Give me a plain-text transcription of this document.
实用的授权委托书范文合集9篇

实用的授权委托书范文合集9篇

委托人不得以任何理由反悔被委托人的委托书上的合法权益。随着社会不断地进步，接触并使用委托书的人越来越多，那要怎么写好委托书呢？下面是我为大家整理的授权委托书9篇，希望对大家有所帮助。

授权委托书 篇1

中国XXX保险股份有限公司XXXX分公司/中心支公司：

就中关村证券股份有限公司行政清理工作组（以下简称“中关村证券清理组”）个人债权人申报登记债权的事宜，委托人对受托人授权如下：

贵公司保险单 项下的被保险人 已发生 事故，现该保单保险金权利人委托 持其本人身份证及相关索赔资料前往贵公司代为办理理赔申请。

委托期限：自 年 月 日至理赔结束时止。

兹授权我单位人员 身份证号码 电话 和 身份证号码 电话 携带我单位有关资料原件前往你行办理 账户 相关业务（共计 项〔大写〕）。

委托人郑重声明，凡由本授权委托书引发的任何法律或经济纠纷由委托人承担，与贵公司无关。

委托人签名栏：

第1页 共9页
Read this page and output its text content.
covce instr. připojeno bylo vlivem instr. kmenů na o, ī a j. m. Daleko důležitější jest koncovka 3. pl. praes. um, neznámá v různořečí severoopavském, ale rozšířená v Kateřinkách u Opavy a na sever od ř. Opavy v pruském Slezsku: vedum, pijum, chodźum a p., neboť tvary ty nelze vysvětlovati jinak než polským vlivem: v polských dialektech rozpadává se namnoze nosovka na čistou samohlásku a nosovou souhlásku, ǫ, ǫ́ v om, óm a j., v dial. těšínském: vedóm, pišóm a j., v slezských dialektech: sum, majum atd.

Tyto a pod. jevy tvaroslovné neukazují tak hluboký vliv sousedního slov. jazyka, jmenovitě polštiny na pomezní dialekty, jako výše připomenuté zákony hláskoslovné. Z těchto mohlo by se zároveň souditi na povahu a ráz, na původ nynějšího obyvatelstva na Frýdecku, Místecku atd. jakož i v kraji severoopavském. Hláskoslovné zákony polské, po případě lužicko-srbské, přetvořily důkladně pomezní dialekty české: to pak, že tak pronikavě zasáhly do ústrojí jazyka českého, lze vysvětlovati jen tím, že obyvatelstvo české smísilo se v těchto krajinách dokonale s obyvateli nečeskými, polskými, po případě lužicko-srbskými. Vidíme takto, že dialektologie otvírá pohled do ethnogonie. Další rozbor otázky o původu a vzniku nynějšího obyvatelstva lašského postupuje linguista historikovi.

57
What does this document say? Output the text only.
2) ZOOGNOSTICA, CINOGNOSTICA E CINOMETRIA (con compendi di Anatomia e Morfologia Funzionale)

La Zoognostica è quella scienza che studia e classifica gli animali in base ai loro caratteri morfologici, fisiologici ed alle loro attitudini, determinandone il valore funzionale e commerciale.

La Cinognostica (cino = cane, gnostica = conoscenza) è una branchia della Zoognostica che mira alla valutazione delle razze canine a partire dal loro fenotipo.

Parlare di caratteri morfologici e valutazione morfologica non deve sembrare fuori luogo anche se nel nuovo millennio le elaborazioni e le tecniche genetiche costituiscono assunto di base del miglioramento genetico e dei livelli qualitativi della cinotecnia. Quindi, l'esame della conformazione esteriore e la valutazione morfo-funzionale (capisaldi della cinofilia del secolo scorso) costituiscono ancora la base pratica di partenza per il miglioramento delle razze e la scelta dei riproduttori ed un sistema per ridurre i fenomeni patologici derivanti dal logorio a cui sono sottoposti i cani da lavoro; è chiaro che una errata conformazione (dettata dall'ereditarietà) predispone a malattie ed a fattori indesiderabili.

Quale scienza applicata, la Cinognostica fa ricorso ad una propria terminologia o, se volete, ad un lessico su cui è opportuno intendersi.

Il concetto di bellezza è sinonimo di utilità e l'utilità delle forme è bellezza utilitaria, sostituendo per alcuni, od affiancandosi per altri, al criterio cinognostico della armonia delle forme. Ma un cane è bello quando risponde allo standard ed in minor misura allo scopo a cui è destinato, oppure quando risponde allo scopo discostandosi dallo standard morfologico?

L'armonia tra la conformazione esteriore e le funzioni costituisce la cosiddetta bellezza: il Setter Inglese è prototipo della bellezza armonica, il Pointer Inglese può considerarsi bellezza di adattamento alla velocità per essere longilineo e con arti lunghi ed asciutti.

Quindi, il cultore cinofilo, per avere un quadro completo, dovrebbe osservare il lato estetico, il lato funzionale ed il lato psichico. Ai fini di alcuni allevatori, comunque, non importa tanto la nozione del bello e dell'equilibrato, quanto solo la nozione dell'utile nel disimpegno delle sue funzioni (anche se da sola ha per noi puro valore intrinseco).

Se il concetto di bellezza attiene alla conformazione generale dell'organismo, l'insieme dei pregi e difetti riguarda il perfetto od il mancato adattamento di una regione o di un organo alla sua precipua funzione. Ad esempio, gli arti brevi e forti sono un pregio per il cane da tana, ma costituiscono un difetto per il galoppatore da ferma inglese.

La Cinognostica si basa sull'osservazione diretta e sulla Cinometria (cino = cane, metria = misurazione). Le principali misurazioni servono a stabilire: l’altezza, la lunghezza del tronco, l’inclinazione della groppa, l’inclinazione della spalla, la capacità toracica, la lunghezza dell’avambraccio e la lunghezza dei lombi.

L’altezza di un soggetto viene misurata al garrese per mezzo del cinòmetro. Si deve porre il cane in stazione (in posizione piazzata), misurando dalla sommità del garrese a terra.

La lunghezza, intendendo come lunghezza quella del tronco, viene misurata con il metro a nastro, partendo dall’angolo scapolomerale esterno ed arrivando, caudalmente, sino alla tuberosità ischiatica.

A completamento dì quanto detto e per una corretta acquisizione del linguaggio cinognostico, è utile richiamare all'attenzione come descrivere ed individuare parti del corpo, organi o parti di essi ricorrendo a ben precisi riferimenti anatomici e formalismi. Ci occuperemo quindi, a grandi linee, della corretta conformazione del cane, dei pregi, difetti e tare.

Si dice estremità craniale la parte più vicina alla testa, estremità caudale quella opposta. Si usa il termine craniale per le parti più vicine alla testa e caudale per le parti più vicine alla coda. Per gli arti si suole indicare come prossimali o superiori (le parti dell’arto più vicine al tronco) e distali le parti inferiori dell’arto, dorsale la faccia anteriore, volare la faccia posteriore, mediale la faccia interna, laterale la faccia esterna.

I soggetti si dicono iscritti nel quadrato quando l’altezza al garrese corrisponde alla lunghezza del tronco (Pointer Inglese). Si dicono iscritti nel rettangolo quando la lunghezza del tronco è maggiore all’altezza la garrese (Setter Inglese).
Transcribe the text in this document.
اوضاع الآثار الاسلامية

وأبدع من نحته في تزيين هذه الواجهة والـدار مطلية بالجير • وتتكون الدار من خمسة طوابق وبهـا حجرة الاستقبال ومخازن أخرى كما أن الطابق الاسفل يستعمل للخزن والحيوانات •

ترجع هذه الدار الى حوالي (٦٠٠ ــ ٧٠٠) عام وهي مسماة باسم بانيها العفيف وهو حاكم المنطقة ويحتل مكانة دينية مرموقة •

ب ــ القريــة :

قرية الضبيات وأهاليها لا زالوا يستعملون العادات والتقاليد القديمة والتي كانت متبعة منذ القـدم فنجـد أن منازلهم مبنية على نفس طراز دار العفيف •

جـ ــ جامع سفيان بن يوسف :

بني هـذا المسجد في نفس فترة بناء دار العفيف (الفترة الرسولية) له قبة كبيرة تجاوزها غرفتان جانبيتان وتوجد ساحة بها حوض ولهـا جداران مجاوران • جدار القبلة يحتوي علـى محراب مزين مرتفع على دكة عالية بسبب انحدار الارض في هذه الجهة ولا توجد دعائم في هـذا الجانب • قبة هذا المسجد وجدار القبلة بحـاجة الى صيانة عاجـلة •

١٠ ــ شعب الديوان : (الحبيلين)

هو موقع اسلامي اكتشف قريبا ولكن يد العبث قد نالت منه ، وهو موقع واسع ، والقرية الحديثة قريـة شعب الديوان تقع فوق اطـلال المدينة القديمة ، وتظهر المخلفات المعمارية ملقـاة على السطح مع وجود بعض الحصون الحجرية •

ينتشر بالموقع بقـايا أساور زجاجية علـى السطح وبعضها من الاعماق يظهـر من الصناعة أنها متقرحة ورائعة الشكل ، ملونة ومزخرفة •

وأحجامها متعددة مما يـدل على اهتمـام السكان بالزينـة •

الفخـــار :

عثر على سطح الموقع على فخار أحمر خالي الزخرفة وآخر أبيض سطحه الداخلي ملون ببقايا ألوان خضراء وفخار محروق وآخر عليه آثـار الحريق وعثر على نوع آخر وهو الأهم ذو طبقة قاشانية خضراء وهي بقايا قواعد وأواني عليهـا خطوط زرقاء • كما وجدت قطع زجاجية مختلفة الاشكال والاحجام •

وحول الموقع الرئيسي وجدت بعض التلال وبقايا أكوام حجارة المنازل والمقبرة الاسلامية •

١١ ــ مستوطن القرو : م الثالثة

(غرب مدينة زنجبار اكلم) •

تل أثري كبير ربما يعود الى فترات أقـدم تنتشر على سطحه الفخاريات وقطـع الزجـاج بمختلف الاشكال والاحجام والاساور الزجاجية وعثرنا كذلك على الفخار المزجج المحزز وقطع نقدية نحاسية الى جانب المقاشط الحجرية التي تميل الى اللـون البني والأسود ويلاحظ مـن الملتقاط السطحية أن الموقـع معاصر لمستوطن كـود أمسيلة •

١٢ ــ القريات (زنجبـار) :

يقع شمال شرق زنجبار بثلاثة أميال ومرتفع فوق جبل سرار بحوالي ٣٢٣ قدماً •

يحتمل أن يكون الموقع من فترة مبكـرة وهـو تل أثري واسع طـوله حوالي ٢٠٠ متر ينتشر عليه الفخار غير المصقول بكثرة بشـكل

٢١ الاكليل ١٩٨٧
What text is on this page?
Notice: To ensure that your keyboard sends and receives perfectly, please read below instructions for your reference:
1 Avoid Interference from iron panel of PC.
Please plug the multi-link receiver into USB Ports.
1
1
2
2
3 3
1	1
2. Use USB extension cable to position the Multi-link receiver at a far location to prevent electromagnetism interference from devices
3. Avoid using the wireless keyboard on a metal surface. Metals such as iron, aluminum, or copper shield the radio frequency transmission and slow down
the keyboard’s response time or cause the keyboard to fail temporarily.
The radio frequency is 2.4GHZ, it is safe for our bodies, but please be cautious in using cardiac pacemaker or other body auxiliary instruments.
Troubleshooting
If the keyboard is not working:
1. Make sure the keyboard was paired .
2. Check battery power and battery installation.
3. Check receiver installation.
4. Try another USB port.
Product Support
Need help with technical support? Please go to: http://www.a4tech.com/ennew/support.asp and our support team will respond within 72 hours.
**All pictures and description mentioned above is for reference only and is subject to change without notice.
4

▶ TASK BRIEF: Above are the records; copy every line in them that holds the word "الحجرية".

▶ THE RESPONSE:
هو موقع اسلامي اكتشف قريبا ولكن يد العبث قد نالت منه ، وهو موقع واسع ، والقرية الحديثة قريـة شعب الديوان تقع فوق اطـلال المدينة القديمة ، وتظهر المخلفات المعمارية ملقـاة على السطح مع وجود بعض الحصون الحجرية •
تل أثري كبير ربما يعود الى فترات أقـدم تنتشر على سطحه الفخاريات وقطـع الزجـاج بمختلف الاشكال والاحجام والاساور الزجاجية وعثرنا كذلك على الفخار المزجج المحزز وقطع نقدية نحاسية الى جانب المقاشط الحجرية التي تميل الى اللـون البني والأسود ويلاحظ مـن الملتقاط السطحية أن الموقـع معاصر لمستوطن كـود أمسيلة •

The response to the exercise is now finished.